----- Listing -----

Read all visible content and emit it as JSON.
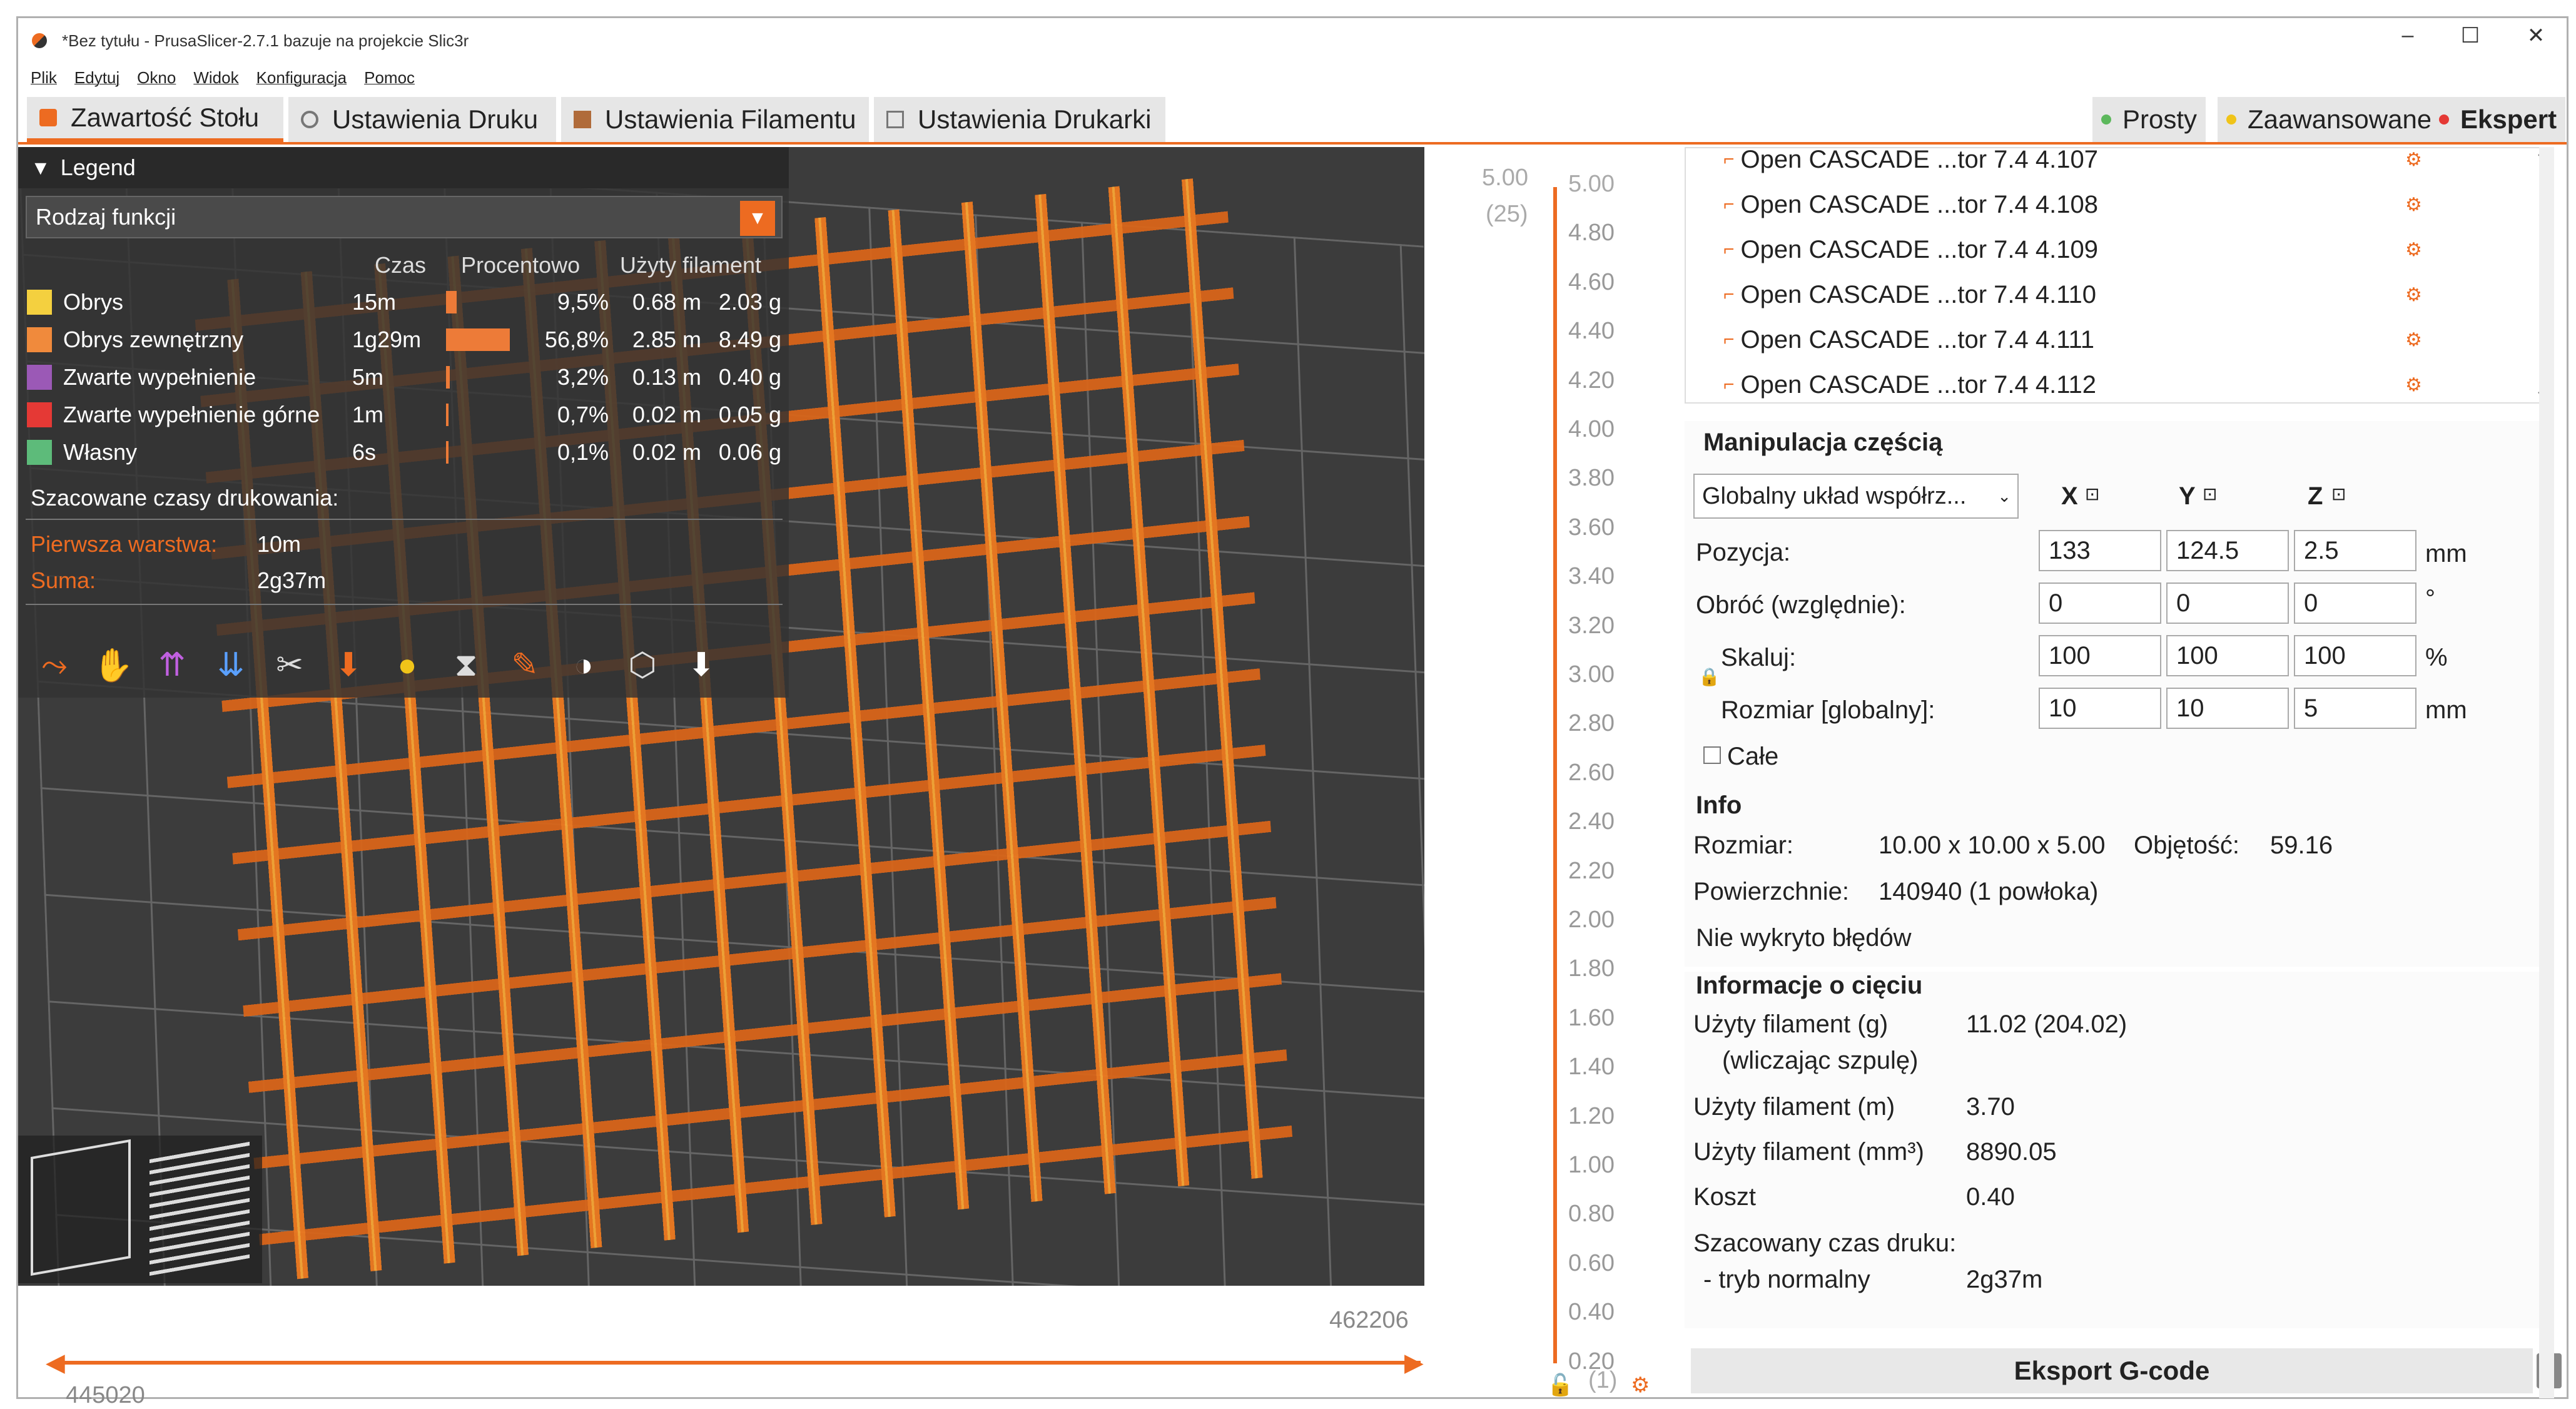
{
  "window": {
    "title": "*Bez tytułu - PrusaSlicer-2.7.1 bazuje na projekcie Slic3r",
    "minimize": "–",
    "maximize": "☐",
    "close": "✕"
  },
  "menu": [
    "Plik",
    "Edytuj",
    "Okno",
    "Widok",
    "Konfiguracja",
    "Pomoc"
  ],
  "tabs": [
    "Zawartość Stołu",
    "Ustawienia Druku",
    "Ustawienia Filamentu",
    "Ustawienia Drukarki"
  ],
  "modes": [
    {
      "label": "Prosty",
      "color": "#5cb85c"
    },
    {
      "label": "Zaawansowane",
      "color": "#f0c419"
    },
    {
      "label": "Ekspert",
      "color": "#e53935"
    }
  ],
  "legend": {
    "title": "Legend",
    "view_type": "Rodzaj funkcji",
    "columns": {
      "time": "Czas",
      "percent": "Procentowo",
      "filament": "Użyty filament"
    },
    "rows": [
      {
        "name": "Obrys",
        "color": "#f4d03f",
        "time": "15m",
        "percent": "9,5%",
        "pct": 9.5,
        "m": "0.68 m",
        "g": "2.03 g"
      },
      {
        "name": "Obrys zewnętrzny",
        "color": "#f08a3c",
        "time": "1g29m",
        "percent": "56,8%",
        "pct": 56.8,
        "m": "2.85 m",
        "g": "8.49 g"
      },
      {
        "name": "Zwarte wypełnienie",
        "color": "#9b59b6",
        "time": "5m",
        "percent": "3,2%",
        "pct": 3.2,
        "m": "0.13 m",
        "g": "0.40 g"
      },
      {
        "name": "Zwarte wypełnienie górne",
        "color": "#e53935",
        "time": "1m",
        "percent": "0,7%",
        "pct": 0.7,
        "m": "0.02 m",
        "g": "0.05 g"
      },
      {
        "name": "Własny",
        "color": "#5dbb7a",
        "time": "6s",
        "percent": "0,1%",
        "pct": 0.1,
        "m": "0.02 m",
        "g": "0.06 g"
      }
    ],
    "estimated": "Szacowane czasy drukowania:",
    "first_layer_label": "Pierwsza warstwa:",
    "first_layer": "10m",
    "total_label": "Suma:",
    "total": "2g37m"
  },
  "hslider": {
    "left": "445020",
    "right": "462206"
  },
  "vslider": {
    "top_left": "5.00",
    "top_sub": "(25)",
    "bottom_sub": "(1)",
    "ticks": [
      "5.00",
      "4.80",
      "4.60",
      "4.40",
      "4.20",
      "4.00",
      "3.80",
      "3.60",
      "3.40",
      "3.20",
      "3.00",
      "2.80",
      "2.60",
      "2.40",
      "2.20",
      "2.00",
      "1.80",
      "1.60",
      "1.40",
      "1.20",
      "1.00",
      "0.80",
      "0.60",
      "0.40",
      "0.20"
    ]
  },
  "objects": [
    "Open CASCADE ...tor 7.4 4.107",
    "Open CASCADE ...tor 7.4 4.108",
    "Open CASCADE ...tor 7.4 4.109",
    "Open CASCADE ...tor 7.4 4.110",
    "Open CASCADE ...tor 7.4 4.111",
    "Open CASCADE ...tor 7.4 4.112"
  ],
  "manip": {
    "title": "Manipulacja częścią",
    "coord": "Globalny układ współrz...",
    "axes": [
      "X",
      "Y",
      "Z"
    ],
    "pos_label": "Pozycja:",
    "pos": [
      "133",
      "124.5",
      "2.5"
    ],
    "pos_unit": "mm",
    "rot_label": "Obróć (względnie):",
    "rot": [
      "0",
      "0",
      "0"
    ],
    "rot_unit": "°",
    "scale_label": "Skaluj:",
    "scale": [
      "100",
      "100",
      "100"
    ],
    "scale_unit": "%",
    "size_label": "Rozmiar [globalny]:",
    "size": [
      "10",
      "10",
      "5"
    ],
    "size_unit": "mm",
    "whole": "Całe"
  },
  "info": {
    "title": "Info",
    "size_label": "Rozmiar:",
    "size": "10.00 x 10.00 x 5.00",
    "volume_label": "Objętość:",
    "volume": "59.16",
    "facets_label": "Powierzchnie:",
    "facets": "140940 (1 powłoka)",
    "errors": "Nie wykryto błędów"
  },
  "slice": {
    "title": "Informacje o cięciu",
    "rows": [
      {
        "label": "Użyty filament (g)",
        "value": "11.02 (204.02)"
      },
      {
        "label": "(wliczając szpulę)",
        "value": ""
      },
      {
        "label": "Użyty filament (m)",
        "value": "3.70"
      },
      {
        "label": "Użyty filament (mm³)",
        "value": "8890.05"
      },
      {
        "label": "Koszt",
        "value": "0.40"
      },
      {
        "label": "Szacowany czas druku:",
        "value": ""
      },
      {
        "label": "- tryb normalny",
        "value": "2g37m"
      }
    ]
  },
  "export": "Eksport G-code"
}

-----

Exercise requirements: Locate and copy each line in the data above that includes the word "name".

Completed task:
        "name": "Obrys",
        "name": "Obrys zewnętrzny",
        "name": "Zwarte wypełnienie",
        "name": "Zwarte wypełnienie górne",
        "name": "Własny",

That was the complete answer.